>> START Rows

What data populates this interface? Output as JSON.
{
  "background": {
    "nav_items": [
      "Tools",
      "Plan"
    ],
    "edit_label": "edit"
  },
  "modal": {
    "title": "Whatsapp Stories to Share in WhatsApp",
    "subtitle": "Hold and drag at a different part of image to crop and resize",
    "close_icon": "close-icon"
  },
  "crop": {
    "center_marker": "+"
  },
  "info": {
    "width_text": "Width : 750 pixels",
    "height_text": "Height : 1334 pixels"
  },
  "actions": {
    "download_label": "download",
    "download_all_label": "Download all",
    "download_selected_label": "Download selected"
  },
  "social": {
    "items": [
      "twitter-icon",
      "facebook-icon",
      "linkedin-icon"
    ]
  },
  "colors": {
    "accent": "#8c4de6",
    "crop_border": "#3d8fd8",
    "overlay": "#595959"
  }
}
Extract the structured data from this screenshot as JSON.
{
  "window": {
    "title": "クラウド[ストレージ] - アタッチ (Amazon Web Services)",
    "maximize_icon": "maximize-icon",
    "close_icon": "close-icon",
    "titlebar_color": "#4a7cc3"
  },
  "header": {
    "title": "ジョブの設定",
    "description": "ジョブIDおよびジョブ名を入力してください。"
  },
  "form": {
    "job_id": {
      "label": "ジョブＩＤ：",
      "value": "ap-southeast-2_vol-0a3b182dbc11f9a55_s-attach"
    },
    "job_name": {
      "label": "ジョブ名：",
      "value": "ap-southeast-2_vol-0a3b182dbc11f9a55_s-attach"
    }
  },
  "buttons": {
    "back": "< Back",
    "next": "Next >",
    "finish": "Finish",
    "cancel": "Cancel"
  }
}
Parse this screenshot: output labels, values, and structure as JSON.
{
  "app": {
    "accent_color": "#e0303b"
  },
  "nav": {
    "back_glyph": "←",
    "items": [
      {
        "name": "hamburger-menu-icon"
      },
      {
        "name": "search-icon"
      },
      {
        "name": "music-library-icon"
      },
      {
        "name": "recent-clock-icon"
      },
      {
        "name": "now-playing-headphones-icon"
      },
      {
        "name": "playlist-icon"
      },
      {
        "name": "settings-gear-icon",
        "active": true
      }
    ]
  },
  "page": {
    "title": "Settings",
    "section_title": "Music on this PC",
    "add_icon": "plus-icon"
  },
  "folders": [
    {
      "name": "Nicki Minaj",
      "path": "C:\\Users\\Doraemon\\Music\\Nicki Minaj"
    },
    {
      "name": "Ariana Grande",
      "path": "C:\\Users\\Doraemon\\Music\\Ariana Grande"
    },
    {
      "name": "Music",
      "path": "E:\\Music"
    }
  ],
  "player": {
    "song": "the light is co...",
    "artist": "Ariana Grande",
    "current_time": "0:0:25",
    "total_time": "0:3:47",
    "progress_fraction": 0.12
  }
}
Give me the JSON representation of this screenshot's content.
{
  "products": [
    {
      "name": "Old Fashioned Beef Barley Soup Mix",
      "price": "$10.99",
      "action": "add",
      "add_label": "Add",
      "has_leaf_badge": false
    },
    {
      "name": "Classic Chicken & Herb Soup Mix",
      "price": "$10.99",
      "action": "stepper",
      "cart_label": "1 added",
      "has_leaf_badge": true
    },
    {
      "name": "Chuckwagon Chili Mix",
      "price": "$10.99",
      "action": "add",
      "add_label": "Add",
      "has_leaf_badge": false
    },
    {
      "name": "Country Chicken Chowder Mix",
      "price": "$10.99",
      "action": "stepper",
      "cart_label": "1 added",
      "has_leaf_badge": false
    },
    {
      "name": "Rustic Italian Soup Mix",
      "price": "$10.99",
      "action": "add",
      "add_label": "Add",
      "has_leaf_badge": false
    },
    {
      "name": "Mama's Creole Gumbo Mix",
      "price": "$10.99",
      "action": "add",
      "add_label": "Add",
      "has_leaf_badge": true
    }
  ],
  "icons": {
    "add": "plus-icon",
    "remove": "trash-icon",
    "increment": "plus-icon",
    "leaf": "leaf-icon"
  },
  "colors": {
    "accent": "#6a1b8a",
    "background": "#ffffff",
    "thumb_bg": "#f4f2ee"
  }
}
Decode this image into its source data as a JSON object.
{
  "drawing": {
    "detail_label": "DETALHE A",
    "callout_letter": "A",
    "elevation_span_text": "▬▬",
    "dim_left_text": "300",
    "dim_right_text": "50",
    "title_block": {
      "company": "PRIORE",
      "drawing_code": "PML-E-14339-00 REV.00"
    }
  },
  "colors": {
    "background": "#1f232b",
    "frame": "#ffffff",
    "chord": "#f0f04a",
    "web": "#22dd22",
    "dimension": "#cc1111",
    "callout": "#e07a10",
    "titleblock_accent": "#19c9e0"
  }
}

>> END Rows

The request - Copy out every line from the data above that has "Doraemon" in it.

Written answer -
      "path": "C:\\Users\\Doraemon\\Music\\Nicki Minaj"
      "path": "C:\\Users\\Doraemon\\Music\\Ariana Grande"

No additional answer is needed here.